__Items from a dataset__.

____________

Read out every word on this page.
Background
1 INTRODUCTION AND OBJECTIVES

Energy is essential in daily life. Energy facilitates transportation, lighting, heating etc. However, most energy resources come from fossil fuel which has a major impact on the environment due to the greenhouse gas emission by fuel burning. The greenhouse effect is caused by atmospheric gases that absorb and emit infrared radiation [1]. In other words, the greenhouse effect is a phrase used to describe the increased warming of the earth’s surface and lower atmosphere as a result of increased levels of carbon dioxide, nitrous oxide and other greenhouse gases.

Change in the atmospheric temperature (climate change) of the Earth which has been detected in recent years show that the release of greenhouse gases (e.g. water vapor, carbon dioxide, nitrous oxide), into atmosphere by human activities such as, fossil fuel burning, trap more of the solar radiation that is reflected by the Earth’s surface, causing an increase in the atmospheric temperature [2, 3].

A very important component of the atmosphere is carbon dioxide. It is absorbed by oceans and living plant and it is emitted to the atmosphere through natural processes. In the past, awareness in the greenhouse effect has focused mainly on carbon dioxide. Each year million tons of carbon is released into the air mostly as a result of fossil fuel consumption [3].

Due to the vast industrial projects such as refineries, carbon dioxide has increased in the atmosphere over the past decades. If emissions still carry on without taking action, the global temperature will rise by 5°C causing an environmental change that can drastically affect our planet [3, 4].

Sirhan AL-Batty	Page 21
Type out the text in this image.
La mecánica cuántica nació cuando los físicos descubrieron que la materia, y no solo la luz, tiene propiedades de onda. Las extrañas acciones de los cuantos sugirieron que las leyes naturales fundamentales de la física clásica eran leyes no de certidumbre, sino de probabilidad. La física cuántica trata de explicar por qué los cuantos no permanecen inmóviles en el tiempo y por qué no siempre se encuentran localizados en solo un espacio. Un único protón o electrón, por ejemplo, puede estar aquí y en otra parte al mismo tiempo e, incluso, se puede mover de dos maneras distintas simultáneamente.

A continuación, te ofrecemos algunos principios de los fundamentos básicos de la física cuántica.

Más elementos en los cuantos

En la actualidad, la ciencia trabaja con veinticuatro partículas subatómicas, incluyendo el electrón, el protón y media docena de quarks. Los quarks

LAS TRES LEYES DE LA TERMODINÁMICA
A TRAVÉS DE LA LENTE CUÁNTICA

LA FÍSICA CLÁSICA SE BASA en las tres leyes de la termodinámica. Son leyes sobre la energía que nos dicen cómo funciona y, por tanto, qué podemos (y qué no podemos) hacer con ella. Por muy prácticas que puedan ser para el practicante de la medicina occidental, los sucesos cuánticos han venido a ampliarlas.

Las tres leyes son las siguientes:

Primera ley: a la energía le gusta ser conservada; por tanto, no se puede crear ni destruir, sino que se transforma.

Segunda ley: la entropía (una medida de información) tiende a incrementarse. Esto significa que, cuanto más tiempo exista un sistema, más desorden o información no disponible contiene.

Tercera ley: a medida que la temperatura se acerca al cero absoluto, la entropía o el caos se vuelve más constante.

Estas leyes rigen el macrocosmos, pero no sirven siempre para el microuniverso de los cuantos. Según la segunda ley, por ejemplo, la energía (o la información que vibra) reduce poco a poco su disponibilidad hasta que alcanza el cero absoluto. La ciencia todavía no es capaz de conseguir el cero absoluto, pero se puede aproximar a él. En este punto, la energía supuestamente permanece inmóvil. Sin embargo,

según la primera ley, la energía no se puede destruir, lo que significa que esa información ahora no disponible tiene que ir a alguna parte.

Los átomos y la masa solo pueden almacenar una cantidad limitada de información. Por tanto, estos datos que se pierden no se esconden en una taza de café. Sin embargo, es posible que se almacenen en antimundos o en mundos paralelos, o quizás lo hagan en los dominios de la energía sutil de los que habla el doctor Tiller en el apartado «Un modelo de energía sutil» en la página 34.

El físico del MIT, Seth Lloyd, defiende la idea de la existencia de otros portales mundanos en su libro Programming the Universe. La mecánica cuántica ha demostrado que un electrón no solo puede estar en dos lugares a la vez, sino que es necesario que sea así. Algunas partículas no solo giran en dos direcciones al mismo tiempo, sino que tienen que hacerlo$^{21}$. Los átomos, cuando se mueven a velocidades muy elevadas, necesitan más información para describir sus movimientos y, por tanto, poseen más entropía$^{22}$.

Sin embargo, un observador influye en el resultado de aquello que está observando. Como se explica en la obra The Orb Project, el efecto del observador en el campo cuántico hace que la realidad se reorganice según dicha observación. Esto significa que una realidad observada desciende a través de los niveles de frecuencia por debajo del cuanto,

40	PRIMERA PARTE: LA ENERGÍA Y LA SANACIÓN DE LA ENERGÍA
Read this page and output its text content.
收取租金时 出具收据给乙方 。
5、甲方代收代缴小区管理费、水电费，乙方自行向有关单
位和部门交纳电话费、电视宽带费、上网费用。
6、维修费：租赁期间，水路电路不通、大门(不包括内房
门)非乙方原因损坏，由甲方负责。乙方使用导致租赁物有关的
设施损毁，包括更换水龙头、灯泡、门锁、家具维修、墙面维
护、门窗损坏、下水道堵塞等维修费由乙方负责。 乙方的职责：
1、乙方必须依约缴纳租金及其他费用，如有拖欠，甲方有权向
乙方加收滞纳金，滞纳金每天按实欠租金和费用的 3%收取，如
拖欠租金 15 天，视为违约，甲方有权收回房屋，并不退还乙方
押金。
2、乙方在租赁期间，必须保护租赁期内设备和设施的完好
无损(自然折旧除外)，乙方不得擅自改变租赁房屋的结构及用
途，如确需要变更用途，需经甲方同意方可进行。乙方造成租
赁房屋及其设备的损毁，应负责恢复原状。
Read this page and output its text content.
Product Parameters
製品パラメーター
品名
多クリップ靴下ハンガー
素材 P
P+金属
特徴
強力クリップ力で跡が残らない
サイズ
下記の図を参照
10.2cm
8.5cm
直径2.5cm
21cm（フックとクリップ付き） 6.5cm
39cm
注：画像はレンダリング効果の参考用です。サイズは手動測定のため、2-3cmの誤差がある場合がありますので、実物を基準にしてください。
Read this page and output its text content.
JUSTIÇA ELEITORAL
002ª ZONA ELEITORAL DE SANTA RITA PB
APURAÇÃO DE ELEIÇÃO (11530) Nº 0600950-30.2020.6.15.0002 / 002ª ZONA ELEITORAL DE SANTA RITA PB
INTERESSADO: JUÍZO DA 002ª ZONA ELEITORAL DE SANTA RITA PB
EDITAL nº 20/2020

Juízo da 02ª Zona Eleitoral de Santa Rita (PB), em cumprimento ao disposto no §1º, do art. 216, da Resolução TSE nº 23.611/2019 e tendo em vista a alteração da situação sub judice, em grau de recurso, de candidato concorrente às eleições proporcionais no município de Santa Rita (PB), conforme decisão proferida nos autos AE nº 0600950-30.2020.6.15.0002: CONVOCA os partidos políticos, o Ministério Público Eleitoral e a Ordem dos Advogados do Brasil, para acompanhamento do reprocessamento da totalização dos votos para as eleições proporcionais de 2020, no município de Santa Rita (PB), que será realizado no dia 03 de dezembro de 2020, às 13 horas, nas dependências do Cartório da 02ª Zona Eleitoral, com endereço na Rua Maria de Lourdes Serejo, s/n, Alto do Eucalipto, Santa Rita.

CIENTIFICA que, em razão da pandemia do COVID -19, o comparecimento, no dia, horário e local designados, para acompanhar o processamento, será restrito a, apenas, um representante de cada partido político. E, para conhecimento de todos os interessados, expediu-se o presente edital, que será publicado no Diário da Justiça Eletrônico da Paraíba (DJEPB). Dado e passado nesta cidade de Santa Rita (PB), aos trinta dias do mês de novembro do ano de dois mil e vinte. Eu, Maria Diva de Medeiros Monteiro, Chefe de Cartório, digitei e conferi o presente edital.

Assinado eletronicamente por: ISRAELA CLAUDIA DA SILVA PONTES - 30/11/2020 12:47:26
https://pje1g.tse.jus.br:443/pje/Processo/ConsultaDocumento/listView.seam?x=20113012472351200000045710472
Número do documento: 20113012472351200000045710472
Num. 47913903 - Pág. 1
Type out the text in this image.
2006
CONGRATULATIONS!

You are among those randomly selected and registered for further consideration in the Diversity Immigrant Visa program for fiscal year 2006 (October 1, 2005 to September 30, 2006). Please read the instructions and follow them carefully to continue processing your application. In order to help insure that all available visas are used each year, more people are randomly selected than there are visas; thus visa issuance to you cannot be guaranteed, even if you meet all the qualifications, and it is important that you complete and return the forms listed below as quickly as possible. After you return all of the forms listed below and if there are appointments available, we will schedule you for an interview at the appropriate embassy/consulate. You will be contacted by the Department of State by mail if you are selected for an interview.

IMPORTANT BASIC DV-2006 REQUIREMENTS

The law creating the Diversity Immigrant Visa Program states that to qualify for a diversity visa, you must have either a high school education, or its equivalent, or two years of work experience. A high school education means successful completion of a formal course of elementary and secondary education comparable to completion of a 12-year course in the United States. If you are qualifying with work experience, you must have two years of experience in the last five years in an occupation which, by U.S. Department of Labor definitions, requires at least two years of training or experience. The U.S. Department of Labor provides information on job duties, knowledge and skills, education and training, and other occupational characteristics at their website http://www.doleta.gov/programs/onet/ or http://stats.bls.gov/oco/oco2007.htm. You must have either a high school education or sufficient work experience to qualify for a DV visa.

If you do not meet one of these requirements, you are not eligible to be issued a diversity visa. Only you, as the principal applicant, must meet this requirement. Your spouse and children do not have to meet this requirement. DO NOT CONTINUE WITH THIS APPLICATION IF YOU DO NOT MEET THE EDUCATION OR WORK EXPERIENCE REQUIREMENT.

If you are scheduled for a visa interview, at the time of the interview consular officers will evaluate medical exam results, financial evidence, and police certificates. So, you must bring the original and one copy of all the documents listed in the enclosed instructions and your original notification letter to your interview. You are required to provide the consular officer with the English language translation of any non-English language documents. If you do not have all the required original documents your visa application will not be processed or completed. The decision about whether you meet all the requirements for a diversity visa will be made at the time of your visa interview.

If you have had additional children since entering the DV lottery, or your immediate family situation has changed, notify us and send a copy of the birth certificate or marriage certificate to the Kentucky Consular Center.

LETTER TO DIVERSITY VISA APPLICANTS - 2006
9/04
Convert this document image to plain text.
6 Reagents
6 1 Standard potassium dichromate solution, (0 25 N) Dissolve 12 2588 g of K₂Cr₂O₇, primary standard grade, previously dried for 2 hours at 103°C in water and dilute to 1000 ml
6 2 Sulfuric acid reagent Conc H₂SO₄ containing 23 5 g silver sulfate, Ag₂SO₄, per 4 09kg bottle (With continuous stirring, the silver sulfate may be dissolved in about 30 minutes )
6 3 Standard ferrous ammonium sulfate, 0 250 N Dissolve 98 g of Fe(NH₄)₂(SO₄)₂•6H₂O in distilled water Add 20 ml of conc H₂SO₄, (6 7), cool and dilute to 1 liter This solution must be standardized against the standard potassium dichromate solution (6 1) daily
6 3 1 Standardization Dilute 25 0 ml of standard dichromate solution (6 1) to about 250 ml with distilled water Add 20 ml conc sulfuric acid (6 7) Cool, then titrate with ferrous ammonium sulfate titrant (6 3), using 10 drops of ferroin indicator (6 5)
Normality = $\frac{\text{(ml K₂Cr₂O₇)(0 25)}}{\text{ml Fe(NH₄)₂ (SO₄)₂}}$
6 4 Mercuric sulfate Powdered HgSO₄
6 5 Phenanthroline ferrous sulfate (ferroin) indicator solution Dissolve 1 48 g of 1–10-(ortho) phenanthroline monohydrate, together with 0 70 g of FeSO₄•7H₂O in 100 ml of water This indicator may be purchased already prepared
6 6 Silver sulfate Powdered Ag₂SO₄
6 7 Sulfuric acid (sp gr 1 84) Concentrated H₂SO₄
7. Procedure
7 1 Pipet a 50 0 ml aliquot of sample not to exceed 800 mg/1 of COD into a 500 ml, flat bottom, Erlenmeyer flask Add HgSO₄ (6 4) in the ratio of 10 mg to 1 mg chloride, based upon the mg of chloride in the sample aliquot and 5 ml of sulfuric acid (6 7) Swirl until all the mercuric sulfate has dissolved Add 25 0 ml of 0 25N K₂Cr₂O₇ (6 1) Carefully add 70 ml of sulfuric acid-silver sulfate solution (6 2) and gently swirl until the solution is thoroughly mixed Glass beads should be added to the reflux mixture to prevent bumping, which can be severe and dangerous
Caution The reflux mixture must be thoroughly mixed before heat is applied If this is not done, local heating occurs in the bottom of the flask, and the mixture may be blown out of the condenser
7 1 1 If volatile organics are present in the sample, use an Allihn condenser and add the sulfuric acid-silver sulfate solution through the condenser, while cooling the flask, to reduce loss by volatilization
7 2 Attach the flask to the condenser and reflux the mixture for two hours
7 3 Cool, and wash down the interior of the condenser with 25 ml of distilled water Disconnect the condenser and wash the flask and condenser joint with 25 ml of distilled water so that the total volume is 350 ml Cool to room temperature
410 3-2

____________

__Written instruction__. Tally up the lines of the listing containing the word "solution". Give only the total.

__Result for this exercise__. 6